#### What you should do
Go over the entries below line by line, copying each one that contains the word "color".

****************

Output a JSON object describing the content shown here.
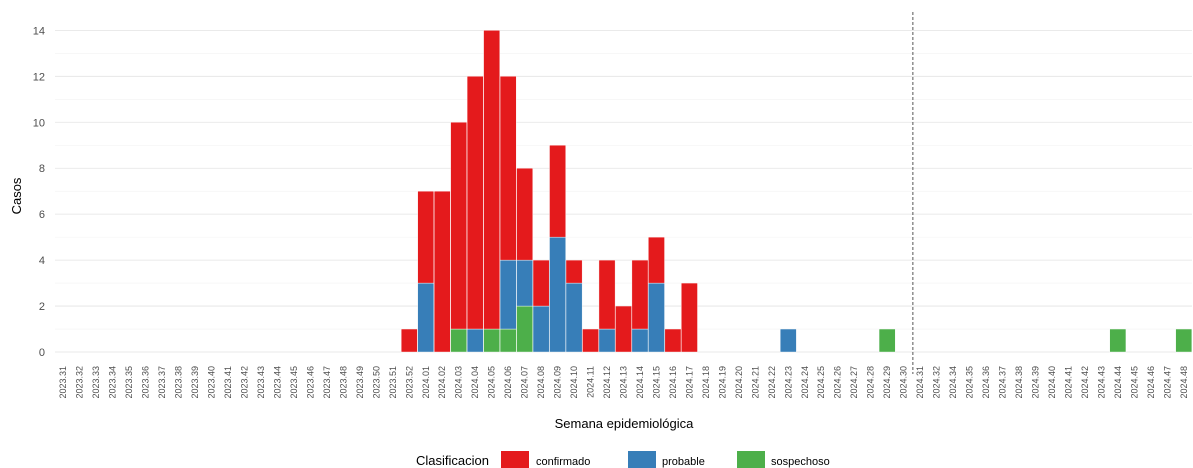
{
  "chart_data": {
    "type": "bar",
    "stacked": true,
    "xlabel": "Semana epidemiológica",
    "ylabel": "Casos",
    "ylim": [
      0,
      14.8
    ],
    "yticks": [
      0,
      2,
      4,
      6,
      8,
      10,
      12,
      14
    ],
    "grid": true,
    "reference_line": {
      "category": "2024.31",
      "style": "dashed"
    },
    "legend": {
      "title": "Clasificacion",
      "position": "bottom"
    },
    "categories": [
      "2023.31",
      "2023.32",
      "2023.33",
      "2023.34",
      "2023.35",
      "2023.36",
      "2023.37",
      "2023.38",
      "2023.39",
      "2023.40",
      "2023.41",
      "2023.42",
      "2023.43",
      "2023.44",
      "2023.45",
      "2023.46",
      "2023.47",
      "2023.48",
      "2023.49",
      "2023.50",
      "2023.51",
      "2023.52",
      "2024.01",
      "2024.02",
      "2024.03",
      "2024.04",
      "2024.05",
      "2024.06",
      "2024.07",
      "2024.08",
      "2024.09",
      "2024.10",
      "2024.11",
      "2024.12",
      "2024.13",
      "2024.14",
      "2024.15",
      "2024.16",
      "2024.17",
      "2024.18",
      "2024.19",
      "2024.20",
      "2024.21",
      "2024.22",
      "2024.23",
      "2024.24",
      "2024.25",
      "2024.26",
      "2024.27",
      "2024.28",
      "2024.29",
      "2024.30",
      "2024.31",
      "2024.32",
      "2024.34",
      "2024.35",
      "2024.36",
      "2024.37",
      "2024.38",
      "2024.39",
      "2024.40",
      "2024.41",
      "2024.42",
      "2024.43",
      "2024.44",
      "2024.45",
      "2024.46",
      "2024.47",
      "2024.48"
    ],
    "series": [
      {
        "name": "sospechoso",
        "color": "#4DAF4A",
        "values": {
          "2024.03": 1,
          "2024.05": 1,
          "2024.06": 1,
          "2024.07": 2,
          "2024.29": 1,
          "2024.44": 1,
          "2024.48": 1
        }
      },
      {
        "name": "probable",
        "color": "#377EB8",
        "values": {
          "2024.01": 3,
          "2024.04": 1,
          "2024.06": 3,
          "2024.07": 2,
          "2024.08": 2,
          "2024.09": 5,
          "2024.10": 3,
          "2024.12": 1,
          "2024.14": 1,
          "2024.15": 3,
          "2024.23": 1
        }
      },
      {
        "name": "confirmado",
        "color": "#E41A1C",
        "values": {
          "2023.52": 1,
          "2024.01": 4,
          "2024.02": 7,
          "2024.03": 9,
          "2024.04": 11,
          "2024.05": 13,
          "2024.06": 8,
          "2024.07": 4,
          "2024.08": 2,
          "2024.09": 4,
          "2024.10": 1,
          "2024.11": 1,
          "2024.12": 3,
          "2024.13": 2,
          "2024.14": 3,
          "2024.15": 2,
          "2024.16": 1,
          "2024.17": 3
        }
      }
    ]
  }
}
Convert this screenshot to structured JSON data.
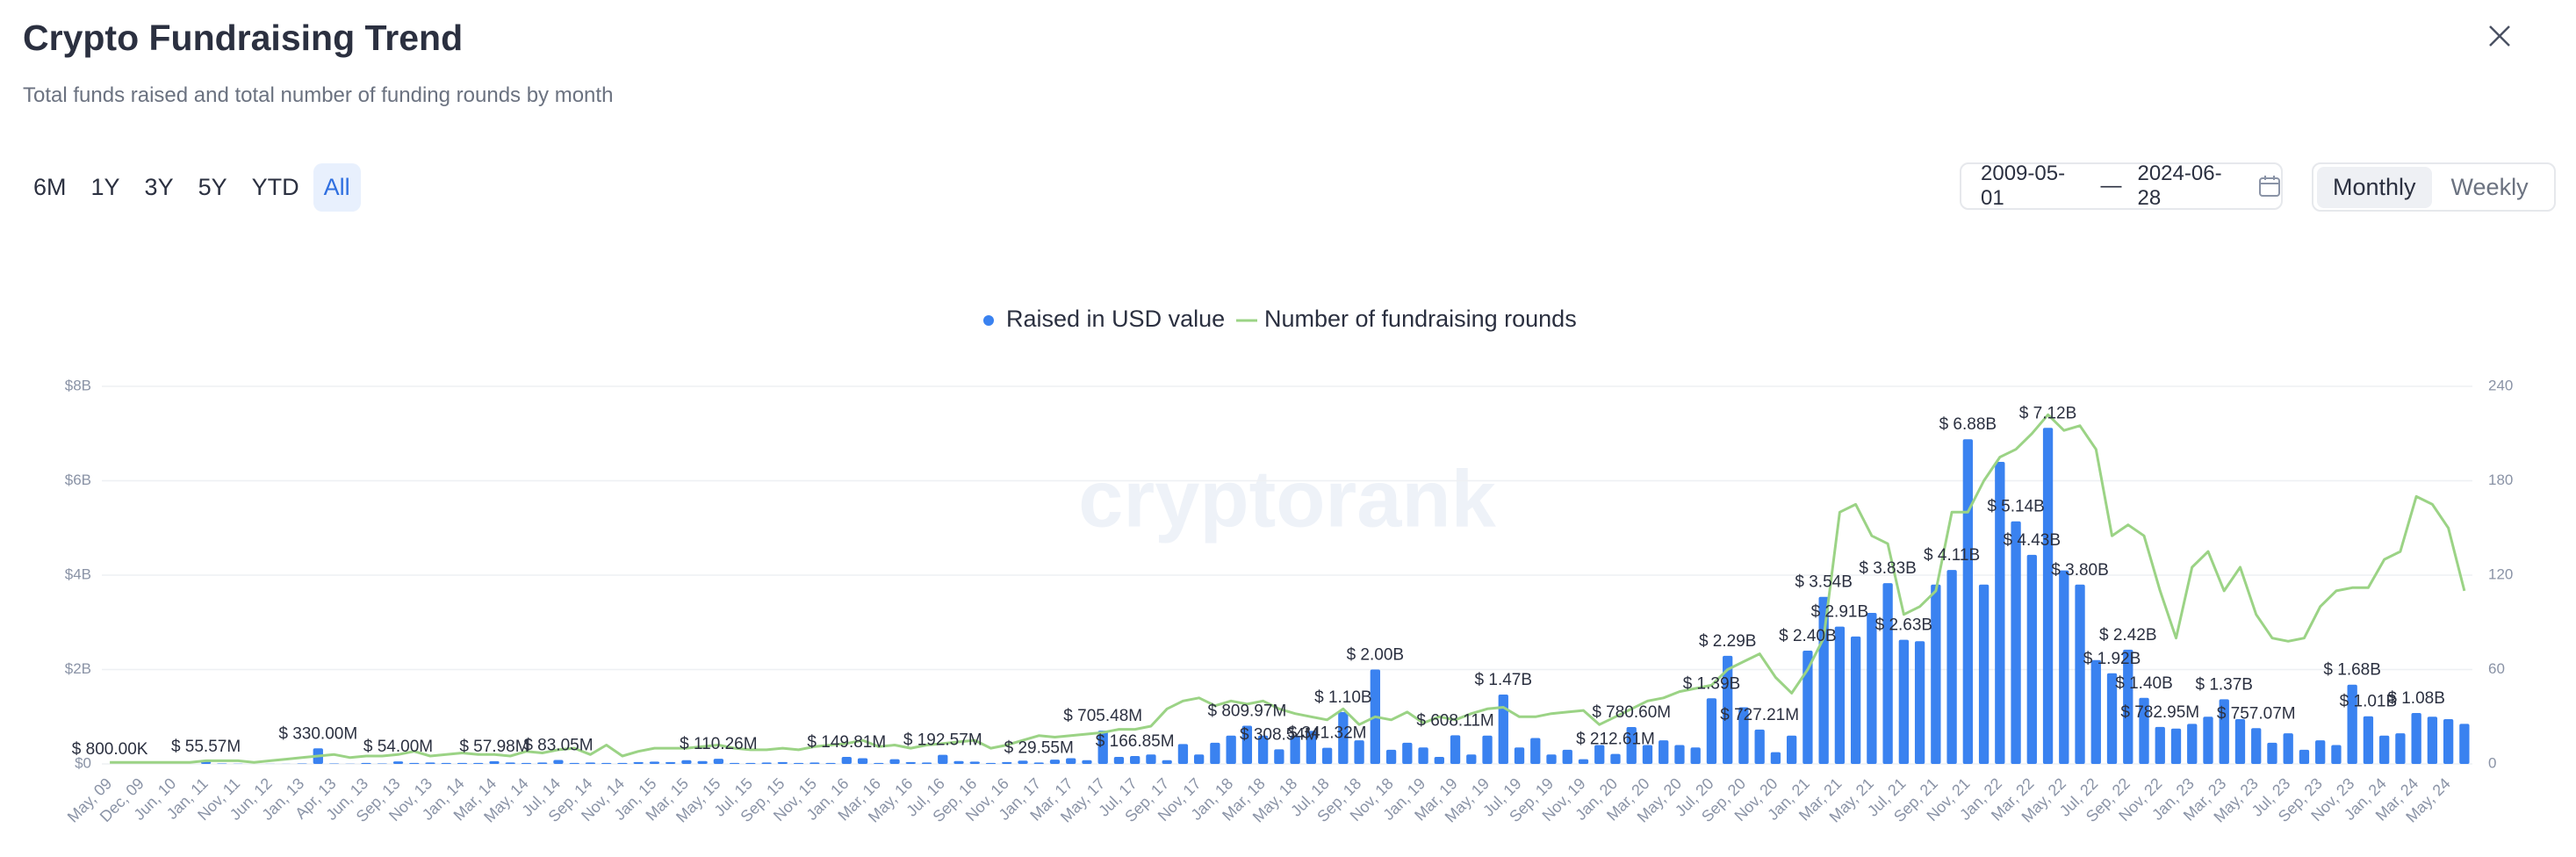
{
  "chart_data": {
    "type": "bar",
    "title": "Crypto Fundraising Trend",
    "subtitle": "Total funds raised and total number of funding rounds by month",
    "watermark": "cryptorank",
    "categories": [
      "May, 09",
      null,
      "Dec, 09",
      null,
      "Jun, 10",
      null,
      "Jan, 11",
      null,
      "Nov, 11",
      null,
      "Jun, 12",
      null,
      "Jan, 13",
      null,
      "Apr, 13",
      null,
      "Jun, 13",
      null,
      "Sep, 13",
      null,
      "Nov, 13",
      null,
      "Jan, 14",
      null,
      "Mar, 14",
      null,
      "May, 14",
      null,
      "Jul, 14",
      null,
      "Sep, 14",
      null,
      "Nov, 14",
      null,
      "Jan, 15",
      null,
      "Mar, 15",
      null,
      "May, 15",
      null,
      "Jul, 15",
      null,
      "Sep, 15",
      null,
      "Nov, 15",
      null,
      "Jan, 16",
      null,
      "Mar, 16",
      null,
      "May, 16",
      null,
      "Jul, 16",
      null,
      "Sep, 16",
      null,
      "Nov, 16",
      null,
      "Jan, 17",
      null,
      "Mar, 17",
      null,
      "May, 17",
      null,
      "Jul, 17",
      null,
      "Sep, 17",
      null,
      "Nov, 17",
      null,
      "Jan, 18",
      null,
      "Mar, 18",
      null,
      "May, 18",
      null,
      "Jul, 18",
      null,
      "Sep, 18",
      null,
      "Nov, 18",
      null,
      "Jan, 19",
      null,
      "Mar, 19",
      null,
      "May, 19",
      null,
      "Jul, 19",
      null,
      "Sep, 19",
      null,
      "Nov, 19",
      null,
      "Jan, 20",
      null,
      "Mar, 20",
      null,
      "May, 20",
      null,
      "Jul, 20",
      null,
      "Sep, 20",
      null,
      "Nov, 20",
      null,
      "Jan, 21",
      null,
      "Mar, 21",
      null,
      "May, 21",
      null,
      "Jul, 21",
      null,
      "Sep, 21",
      null,
      "Nov, 21",
      null,
      "Jan, 22",
      null,
      "Mar, 22",
      null,
      "May, 22",
      null,
      "Jul, 22",
      null,
      "Sep, 22",
      null,
      "Nov, 22",
      null,
      "Jan, 23",
      null,
      "Mar, 23",
      null,
      "May, 23",
      null,
      "Jul, 23",
      null,
      "Sep, 23",
      null,
      "Nov, 23",
      null,
      "Jan, 24",
      null,
      "Mar, 24",
      null,
      "May, 24",
      null
    ],
    "series": [
      {
        "name": "Raised in USD value",
        "type": "bar",
        "color": "#3a82f0",
        "values": [
          0.0008,
          0,
          0.001,
          0,
          0.001,
          0,
          0.05557,
          0.01,
          0.005,
          0,
          0.003,
          0.002,
          0.01,
          0.33,
          0.01,
          0.005,
          0.02,
          0.01,
          0.054,
          0.02,
          0.03,
          0.02,
          0.02,
          0.02,
          0.05798,
          0.03,
          0.02,
          0.03,
          0.08305,
          0.02,
          0.03,
          0.02,
          0.02,
          0.04,
          0.05,
          0.04,
          0.08,
          0.06,
          0.11026,
          0.02,
          0.02,
          0.03,
          0.04,
          0.02,
          0.03,
          0.02,
          0.14981,
          0.12,
          0.02,
          0.1,
          0.04,
          0.03,
          0.19257,
          0.06,
          0.05,
          0.02,
          0.04,
          0.07,
          0.02955,
          0.09,
          0.12,
          0.08,
          0.70548,
          0.15,
          0.16685,
          0.2,
          0.08,
          0.42,
          0.2,
          0.45,
          0.6,
          0.80997,
          0.6,
          0.30854,
          0.6,
          0.7,
          0.34132,
          1.1,
          0.5,
          2.0,
          0.3,
          0.45,
          0.35,
          0.15,
          0.60811,
          0.2,
          0.6,
          1.47,
          0.35,
          0.55,
          0.2,
          0.3,
          0.1,
          0.4,
          0.21261,
          0.7806,
          0.4,
          0.5,
          0.4,
          0.35,
          1.39,
          2.29,
          1.2,
          0.72721,
          0.25,
          0.6,
          2.4,
          3.54,
          2.91,
          2.7,
          3.2,
          3.83,
          2.63,
          2.6,
          3.8,
          4.11,
          6.88,
          3.8,
          6.4,
          5.14,
          4.43,
          7.12,
          4.1,
          3.8,
          2.2,
          1.92,
          2.42,
          1.4,
          0.78295,
          0.75,
          0.85,
          1.0,
          1.37,
          0.95,
          0.75707,
          0.45,
          0.65,
          0.3,
          0.5,
          0.4,
          1.68,
          1.01,
          0.6,
          0.65,
          1.08,
          1.0,
          0.95,
          0.85
        ],
        "value_labels": [
          "$ 800.00K",
          null,
          null,
          null,
          null,
          null,
          "$ 55.57M",
          null,
          null,
          null,
          null,
          null,
          null,
          "$ 330.00M",
          null,
          null,
          null,
          null,
          "$ 54.00M",
          null,
          null,
          null,
          null,
          null,
          "$ 57.98M",
          null,
          null,
          null,
          "$ 83.05M",
          null,
          null,
          null,
          null,
          null,
          null,
          null,
          null,
          null,
          "$ 110.26M",
          null,
          null,
          null,
          null,
          null,
          null,
          null,
          "$ 149.81M",
          null,
          null,
          null,
          null,
          null,
          "$ 192.57M",
          null,
          null,
          null,
          null,
          null,
          "$ 29.55M",
          null,
          null,
          null,
          "$ 705.48M",
          null,
          "$ 166.85M",
          null,
          null,
          null,
          null,
          null,
          null,
          "$ 809.97M",
          null,
          "$ 308.54M",
          null,
          null,
          "$ 341.32M",
          "$ 1.10B",
          null,
          "$ 2.00B",
          null,
          null,
          null,
          null,
          "$ 608.11M",
          null,
          null,
          "$ 1.47B",
          null,
          null,
          null,
          null,
          null,
          null,
          "$ 212.61M",
          "$ 780.60M",
          null,
          null,
          null,
          null,
          "$ 1.39B",
          "$ 2.29B",
          null,
          "$ 727.21M",
          null,
          null,
          "$ 2.40B",
          "$ 3.54B",
          "$ 2.91B",
          null,
          null,
          "$ 3.83B",
          "$ 2.63B",
          null,
          null,
          "$ 4.11B",
          "$ 6.88B",
          null,
          null,
          "$ 5.14B",
          "$ 4.43B",
          "$ 7.12B",
          null,
          "$ 3.80B",
          null,
          "$ 1.92B",
          "$ 2.42B",
          "$ 1.40B",
          "$ 782.95M",
          null,
          null,
          null,
          "$ 1.37B",
          null,
          "$ 757.07M",
          null,
          null,
          null,
          null,
          null,
          "$ 1.68B",
          "$ 1.01B",
          null,
          null,
          "$ 1.08B",
          null,
          null,
          null
        ]
      },
      {
        "name": "Number of fundraising rounds",
        "type": "line",
        "axis": "y2",
        "color": "#9bd385",
        "values": [
          1,
          1,
          1,
          1,
          1,
          1,
          2,
          2,
          2,
          1,
          2,
          3,
          4,
          5,
          6,
          4,
          5,
          5,
          6,
          8,
          5,
          6,
          7,
          6,
          6,
          5,
          8,
          7,
          9,
          10,
          6,
          12,
          5,
          8,
          10,
          10,
          10,
          11,
          12,
          10,
          9,
          9,
          10,
          9,
          11,
          12,
          13,
          15,
          11,
          12,
          10,
          12,
          13,
          14,
          15,
          10,
          12,
          15,
          18,
          17,
          18,
          19,
          20,
          22,
          22,
          24,
          35,
          40,
          42,
          37,
          40,
          38,
          40,
          35,
          32,
          30,
          28,
          35,
          25,
          30,
          28,
          33,
          26,
          30,
          28,
          32,
          35,
          36,
          30,
          30,
          32,
          33,
          34,
          25,
          30,
          35,
          40,
          42,
          46,
          48,
          50,
          60,
          65,
          70,
          55,
          45,
          60,
          80,
          160,
          165,
          145,
          140,
          95,
          100,
          110,
          160,
          160,
          180,
          195,
          200,
          210,
          222,
          212,
          215,
          200,
          145,
          152,
          145,
          110,
          80,
          125,
          135,
          110,
          125,
          95,
          80,
          78,
          80,
          100,
          110,
          112,
          112,
          130,
          135,
          170,
          165,
          150,
          110
        ]
      }
    ],
    "ylim": [
      0,
      8
    ],
    "yticks": [
      {
        "value": 0,
        "label": "$0"
      },
      {
        "value": 2,
        "label": "$2B"
      },
      {
        "value": 4,
        "label": "$4B"
      },
      {
        "value": 6,
        "label": "$6B"
      },
      {
        "value": 8,
        "label": "$8B"
      }
    ],
    "y2lim": [
      0,
      240
    ],
    "y2ticks": [
      0,
      60,
      120,
      180,
      240
    ],
    "grid": true,
    "legend": "top"
  },
  "controls": {
    "ranges": [
      "6M",
      "1Y",
      "3Y",
      "5Y",
      "YTD",
      "All"
    ],
    "active_range": "All",
    "date_from": "2009-05-01",
    "date_separator": "—",
    "date_to": "2024-06-28",
    "intervals": [
      "Monthly",
      "Weekly"
    ],
    "active_interval": "Monthly"
  }
}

****************

#### Finished exercise
        "color": "#4DAF4A",
        "color": "#377EB8",
        "color": "#E41A1C",
        "color": "#3a82f0",
        "color": "#9bd385",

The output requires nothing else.